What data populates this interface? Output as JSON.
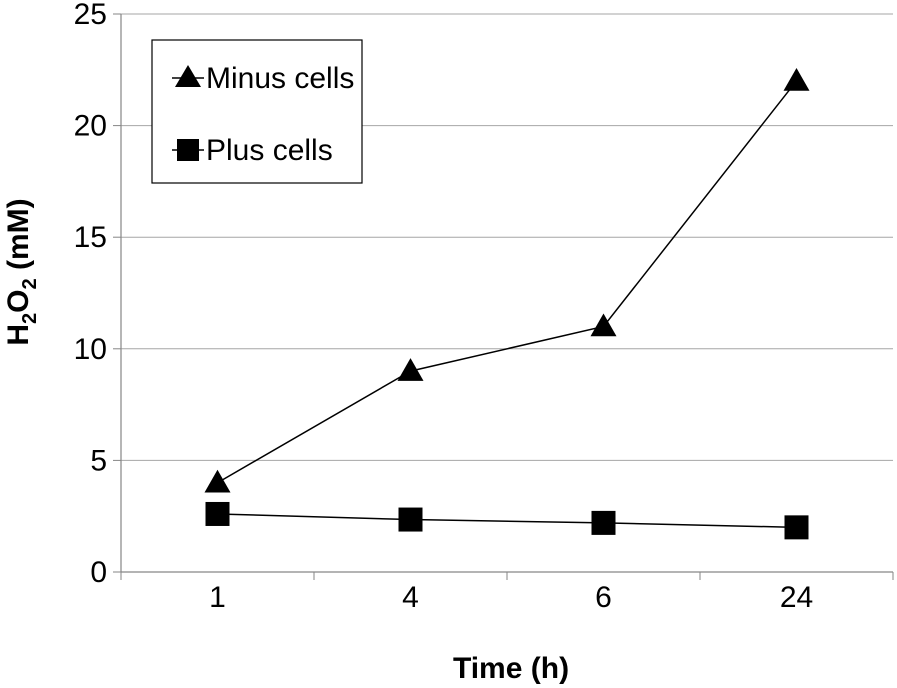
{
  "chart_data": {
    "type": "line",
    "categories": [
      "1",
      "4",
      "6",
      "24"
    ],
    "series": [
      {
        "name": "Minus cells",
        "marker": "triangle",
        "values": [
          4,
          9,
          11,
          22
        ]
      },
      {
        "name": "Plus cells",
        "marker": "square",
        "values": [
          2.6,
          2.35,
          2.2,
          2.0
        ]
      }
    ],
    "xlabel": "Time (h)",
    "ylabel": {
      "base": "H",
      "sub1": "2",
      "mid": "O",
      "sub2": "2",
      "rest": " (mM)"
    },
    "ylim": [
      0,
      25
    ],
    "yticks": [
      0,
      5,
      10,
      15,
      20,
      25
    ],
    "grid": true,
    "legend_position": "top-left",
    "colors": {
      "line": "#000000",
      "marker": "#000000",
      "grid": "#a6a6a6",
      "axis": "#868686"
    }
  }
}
+ + + + + + +
## Exercise goal
Would you set down the listing exactly, omitting pictures?

## Result of this exercise
What data populates this interface? Output as JSON.
{
  "chart_data": {
    "type": "line",
    "categories": [
      "1",
      "4",
      "6",
      "24"
    ],
    "series": [
      {
        "name": "Minus cells",
        "marker": "triangle",
        "values": [
          4,
          9,
          11,
          22
        ]
      },
      {
        "name": "Plus cells",
        "marker": "square",
        "values": [
          2.6,
          2.35,
          2.2,
          2.0
        ]
      }
    ],
    "xlabel": "Time (h)",
    "ylabel": {
      "base": "H",
      "sub1": "2",
      "mid": "O",
      "sub2": "2",
      "rest": " (mM)"
    },
    "ylim": [
      0,
      25
    ],
    "yticks": [
      0,
      5,
      10,
      15,
      20,
      25
    ],
    "grid": true,
    "legend_position": "top-left",
    "colors": {
      "line": "#000000",
      "marker": "#000000",
      "grid": "#a6a6a6",
      "axis": "#868686"
    }
  }
}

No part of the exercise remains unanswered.